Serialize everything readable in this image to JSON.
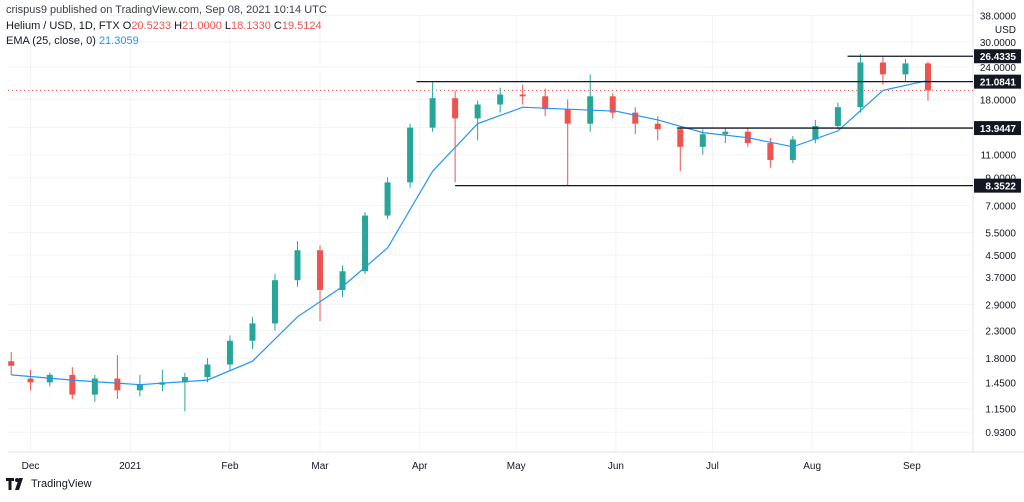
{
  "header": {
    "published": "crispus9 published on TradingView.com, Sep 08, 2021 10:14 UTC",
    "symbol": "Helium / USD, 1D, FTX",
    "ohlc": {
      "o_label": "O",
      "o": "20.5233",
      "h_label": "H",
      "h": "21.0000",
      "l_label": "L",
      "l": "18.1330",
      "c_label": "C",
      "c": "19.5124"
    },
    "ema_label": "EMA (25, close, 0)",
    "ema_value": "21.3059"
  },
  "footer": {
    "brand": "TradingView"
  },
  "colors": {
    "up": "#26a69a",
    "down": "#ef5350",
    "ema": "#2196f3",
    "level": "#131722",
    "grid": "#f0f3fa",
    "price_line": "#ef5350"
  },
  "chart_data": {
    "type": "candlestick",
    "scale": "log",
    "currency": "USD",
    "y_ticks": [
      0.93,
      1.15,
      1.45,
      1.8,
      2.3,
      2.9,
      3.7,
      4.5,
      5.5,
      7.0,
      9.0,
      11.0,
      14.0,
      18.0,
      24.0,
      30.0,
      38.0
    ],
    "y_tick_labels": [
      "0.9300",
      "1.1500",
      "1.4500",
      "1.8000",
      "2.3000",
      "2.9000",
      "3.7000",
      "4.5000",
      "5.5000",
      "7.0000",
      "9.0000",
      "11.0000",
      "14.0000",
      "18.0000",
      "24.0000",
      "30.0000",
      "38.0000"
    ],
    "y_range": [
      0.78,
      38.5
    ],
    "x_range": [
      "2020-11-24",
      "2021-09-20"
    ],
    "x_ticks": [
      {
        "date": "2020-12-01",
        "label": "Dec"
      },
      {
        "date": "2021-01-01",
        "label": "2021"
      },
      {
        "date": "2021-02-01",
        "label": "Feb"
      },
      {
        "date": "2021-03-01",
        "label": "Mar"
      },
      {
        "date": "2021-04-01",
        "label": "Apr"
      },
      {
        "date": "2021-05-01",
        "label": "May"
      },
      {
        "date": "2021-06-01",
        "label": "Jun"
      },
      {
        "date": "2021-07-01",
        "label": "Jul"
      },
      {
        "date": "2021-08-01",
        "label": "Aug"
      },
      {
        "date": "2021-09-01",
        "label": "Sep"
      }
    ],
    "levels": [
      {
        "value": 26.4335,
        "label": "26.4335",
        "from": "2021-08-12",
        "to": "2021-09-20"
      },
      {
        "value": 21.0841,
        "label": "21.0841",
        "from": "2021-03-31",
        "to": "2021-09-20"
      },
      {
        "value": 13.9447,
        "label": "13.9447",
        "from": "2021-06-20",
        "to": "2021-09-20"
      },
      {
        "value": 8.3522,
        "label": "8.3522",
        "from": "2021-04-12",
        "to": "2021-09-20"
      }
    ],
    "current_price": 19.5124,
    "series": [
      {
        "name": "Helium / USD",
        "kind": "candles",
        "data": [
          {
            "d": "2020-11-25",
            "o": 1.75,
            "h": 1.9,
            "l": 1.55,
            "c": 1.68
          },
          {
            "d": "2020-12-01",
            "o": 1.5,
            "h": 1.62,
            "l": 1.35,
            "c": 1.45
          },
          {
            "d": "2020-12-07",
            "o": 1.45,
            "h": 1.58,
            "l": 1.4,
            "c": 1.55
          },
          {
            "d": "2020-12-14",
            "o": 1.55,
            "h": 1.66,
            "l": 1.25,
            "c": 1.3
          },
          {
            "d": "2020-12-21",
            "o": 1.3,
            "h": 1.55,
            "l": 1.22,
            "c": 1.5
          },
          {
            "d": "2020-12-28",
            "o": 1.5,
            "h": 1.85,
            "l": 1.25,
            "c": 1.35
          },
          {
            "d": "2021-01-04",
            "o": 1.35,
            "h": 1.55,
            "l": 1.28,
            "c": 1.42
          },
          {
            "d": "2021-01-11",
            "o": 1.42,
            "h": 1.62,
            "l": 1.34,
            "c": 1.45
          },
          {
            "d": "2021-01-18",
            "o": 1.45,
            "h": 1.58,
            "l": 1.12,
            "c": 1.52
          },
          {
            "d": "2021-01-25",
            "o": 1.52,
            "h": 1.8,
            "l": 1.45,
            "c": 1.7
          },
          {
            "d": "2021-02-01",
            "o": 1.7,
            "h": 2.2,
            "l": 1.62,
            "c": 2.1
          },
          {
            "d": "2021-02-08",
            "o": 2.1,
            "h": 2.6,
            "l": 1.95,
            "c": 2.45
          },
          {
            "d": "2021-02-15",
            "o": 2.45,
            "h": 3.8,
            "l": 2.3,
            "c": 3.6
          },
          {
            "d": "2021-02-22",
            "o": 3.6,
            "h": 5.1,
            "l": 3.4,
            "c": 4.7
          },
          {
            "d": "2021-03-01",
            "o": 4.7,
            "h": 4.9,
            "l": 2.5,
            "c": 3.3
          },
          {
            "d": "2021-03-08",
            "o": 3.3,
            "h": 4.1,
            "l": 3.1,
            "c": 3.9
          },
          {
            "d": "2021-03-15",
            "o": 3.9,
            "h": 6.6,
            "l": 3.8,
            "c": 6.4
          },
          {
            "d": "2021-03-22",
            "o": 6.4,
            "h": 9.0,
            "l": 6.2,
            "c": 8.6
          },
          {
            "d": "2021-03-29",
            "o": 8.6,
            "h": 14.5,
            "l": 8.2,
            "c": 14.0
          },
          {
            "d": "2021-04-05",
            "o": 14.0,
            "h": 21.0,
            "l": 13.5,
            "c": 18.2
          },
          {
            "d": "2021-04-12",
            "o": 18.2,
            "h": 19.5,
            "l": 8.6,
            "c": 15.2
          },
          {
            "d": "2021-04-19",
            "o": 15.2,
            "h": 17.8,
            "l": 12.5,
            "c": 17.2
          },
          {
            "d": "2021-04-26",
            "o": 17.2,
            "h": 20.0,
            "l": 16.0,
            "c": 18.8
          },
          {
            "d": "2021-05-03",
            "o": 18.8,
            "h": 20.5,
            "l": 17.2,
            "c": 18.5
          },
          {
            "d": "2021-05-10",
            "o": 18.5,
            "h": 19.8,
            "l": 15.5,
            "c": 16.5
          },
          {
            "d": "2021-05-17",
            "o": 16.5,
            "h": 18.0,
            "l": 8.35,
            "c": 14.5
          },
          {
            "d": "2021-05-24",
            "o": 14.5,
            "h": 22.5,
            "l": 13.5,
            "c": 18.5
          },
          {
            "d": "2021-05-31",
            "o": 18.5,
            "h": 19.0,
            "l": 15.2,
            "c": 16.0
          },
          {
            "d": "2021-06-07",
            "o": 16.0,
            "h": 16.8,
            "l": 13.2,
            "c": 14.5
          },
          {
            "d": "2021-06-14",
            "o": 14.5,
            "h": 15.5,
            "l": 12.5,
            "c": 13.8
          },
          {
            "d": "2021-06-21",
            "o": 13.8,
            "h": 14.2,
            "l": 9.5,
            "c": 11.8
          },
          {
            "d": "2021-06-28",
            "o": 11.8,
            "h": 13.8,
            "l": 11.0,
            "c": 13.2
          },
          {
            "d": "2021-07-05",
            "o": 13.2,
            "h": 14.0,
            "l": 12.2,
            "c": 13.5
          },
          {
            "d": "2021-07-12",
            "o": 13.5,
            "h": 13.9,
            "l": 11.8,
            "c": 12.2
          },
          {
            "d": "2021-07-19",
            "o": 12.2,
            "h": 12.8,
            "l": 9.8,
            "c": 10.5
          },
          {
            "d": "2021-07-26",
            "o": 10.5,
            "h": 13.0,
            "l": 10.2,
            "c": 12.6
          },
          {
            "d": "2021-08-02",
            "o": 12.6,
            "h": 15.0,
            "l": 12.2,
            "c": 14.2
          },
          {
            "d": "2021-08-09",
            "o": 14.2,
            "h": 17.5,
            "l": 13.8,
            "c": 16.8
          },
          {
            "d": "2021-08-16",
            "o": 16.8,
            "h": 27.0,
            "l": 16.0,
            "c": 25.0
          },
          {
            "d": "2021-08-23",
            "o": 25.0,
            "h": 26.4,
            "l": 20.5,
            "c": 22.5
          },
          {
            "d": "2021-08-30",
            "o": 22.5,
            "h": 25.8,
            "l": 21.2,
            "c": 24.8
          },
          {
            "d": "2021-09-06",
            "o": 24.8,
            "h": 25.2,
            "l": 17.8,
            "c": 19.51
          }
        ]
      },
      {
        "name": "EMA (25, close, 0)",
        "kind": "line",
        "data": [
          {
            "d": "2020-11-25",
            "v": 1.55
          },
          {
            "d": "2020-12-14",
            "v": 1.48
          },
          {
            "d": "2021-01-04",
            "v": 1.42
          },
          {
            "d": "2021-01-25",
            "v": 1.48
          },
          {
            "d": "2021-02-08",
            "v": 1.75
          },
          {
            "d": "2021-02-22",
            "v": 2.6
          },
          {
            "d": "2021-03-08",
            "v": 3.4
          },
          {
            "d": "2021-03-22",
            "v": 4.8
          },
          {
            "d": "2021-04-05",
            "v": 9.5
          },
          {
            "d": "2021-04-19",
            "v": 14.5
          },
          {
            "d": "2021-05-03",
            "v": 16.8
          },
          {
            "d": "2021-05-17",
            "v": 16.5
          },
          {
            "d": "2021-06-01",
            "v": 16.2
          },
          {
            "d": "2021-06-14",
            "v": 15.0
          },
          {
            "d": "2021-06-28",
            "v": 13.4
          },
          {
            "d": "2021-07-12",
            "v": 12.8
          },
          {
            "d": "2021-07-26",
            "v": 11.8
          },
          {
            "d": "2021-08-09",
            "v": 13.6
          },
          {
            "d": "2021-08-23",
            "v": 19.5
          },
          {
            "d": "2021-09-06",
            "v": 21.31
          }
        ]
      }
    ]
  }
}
═══
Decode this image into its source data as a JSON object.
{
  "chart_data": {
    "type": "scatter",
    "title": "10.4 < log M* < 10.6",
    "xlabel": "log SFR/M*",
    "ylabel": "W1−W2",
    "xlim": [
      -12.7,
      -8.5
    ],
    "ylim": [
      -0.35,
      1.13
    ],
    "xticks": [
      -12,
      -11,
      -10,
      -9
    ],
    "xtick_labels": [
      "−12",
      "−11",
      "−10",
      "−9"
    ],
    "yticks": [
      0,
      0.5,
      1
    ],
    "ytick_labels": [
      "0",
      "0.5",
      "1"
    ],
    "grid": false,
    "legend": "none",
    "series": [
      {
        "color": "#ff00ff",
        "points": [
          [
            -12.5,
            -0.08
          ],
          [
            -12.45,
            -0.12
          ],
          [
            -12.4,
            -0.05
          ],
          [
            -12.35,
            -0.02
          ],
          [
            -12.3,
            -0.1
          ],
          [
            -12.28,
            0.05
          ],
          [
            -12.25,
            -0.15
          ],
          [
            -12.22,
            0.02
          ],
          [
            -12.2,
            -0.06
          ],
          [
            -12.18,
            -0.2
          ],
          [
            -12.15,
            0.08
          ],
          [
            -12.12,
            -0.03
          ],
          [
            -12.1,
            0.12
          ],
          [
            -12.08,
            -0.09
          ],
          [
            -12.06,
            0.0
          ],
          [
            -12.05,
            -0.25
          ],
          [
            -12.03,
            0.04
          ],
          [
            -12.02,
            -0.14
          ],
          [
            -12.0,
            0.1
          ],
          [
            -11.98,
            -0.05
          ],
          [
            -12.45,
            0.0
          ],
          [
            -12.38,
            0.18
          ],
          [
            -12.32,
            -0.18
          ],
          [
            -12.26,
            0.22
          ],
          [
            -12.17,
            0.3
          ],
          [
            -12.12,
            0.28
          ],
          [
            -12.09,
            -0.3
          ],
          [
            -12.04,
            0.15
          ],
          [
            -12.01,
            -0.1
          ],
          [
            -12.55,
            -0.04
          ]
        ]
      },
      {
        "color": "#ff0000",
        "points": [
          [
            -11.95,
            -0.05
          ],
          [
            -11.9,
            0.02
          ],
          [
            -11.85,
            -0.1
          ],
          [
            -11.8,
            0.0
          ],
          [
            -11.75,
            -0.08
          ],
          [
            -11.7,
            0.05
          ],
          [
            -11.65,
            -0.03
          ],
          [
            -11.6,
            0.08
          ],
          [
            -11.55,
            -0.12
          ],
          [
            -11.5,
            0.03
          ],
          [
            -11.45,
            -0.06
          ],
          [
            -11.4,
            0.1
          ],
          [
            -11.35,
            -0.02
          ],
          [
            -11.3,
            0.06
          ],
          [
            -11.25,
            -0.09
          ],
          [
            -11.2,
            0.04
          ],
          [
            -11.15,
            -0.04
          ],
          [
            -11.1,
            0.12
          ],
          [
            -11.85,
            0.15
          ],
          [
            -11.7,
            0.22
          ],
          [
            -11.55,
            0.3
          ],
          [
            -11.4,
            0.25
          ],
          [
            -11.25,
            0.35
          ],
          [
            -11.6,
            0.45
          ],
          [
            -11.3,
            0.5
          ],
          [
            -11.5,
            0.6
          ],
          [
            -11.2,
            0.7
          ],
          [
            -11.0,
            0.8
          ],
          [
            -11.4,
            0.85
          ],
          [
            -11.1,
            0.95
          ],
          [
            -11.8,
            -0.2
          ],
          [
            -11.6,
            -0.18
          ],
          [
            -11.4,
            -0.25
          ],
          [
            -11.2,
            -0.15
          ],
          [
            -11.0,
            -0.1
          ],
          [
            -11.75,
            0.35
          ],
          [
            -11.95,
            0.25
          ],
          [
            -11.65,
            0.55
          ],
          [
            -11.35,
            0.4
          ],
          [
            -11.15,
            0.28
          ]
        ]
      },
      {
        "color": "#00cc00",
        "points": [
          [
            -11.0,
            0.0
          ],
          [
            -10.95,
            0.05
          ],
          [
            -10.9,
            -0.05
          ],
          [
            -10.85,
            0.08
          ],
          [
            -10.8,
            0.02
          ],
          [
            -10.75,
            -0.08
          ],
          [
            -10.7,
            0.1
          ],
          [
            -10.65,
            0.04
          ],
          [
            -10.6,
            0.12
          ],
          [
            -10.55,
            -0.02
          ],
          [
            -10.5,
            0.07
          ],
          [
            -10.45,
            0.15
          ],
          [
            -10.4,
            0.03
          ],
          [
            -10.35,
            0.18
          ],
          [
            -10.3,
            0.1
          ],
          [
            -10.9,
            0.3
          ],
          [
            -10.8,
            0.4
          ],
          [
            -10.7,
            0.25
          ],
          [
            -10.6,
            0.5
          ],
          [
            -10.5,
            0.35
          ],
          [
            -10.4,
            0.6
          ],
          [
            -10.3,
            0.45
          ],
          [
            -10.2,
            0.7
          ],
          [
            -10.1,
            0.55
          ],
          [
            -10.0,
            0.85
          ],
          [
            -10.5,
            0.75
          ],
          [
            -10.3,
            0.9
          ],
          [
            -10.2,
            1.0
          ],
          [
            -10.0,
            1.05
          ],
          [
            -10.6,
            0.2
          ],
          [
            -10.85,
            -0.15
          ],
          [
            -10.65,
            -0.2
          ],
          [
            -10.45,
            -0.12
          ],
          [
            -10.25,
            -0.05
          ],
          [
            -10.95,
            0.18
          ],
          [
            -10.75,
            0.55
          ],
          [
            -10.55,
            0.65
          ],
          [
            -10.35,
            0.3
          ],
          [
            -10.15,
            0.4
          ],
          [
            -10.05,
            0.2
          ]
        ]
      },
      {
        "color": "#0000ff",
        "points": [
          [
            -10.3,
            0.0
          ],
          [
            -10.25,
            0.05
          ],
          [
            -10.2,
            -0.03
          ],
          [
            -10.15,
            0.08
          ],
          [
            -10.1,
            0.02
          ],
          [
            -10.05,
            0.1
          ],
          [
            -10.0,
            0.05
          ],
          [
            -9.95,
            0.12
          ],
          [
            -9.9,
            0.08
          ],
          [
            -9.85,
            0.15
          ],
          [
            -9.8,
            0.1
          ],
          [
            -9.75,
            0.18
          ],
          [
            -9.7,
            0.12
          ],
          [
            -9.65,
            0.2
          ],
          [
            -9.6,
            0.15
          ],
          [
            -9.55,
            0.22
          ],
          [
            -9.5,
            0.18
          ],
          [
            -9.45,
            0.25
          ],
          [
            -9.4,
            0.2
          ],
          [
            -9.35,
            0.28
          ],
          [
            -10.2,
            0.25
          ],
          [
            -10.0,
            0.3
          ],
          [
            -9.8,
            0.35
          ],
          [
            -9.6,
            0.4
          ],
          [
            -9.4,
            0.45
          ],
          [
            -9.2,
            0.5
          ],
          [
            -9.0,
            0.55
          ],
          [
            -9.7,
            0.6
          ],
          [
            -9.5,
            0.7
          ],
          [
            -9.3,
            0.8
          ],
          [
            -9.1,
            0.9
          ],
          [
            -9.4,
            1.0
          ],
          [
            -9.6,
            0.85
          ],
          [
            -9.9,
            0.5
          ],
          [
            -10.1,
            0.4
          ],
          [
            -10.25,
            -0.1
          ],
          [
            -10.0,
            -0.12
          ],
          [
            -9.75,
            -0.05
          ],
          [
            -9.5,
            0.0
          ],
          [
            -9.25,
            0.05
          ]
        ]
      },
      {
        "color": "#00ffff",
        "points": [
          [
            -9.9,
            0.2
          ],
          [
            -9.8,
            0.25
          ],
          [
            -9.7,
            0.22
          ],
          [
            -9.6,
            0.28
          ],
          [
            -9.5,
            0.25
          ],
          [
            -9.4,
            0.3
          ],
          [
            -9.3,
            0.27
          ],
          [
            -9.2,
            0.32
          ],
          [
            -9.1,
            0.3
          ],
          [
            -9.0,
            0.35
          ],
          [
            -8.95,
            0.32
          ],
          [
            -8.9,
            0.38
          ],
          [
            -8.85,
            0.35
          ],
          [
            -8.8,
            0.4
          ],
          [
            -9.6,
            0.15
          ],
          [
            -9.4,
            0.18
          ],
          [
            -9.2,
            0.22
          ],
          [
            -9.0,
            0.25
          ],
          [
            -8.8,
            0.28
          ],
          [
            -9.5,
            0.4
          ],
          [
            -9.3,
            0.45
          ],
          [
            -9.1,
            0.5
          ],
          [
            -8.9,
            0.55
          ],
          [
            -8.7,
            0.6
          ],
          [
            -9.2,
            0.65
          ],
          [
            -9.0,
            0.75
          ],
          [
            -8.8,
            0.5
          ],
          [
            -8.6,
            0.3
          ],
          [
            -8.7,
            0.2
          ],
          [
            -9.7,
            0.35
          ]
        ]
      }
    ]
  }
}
═══
### [Exercise objective]
Check each line of the records for the word "this" and extract those that contain it.

### [Correct output]
Serialize everything readable in this image to JSON.
Decode this image into its source data as a JSON object.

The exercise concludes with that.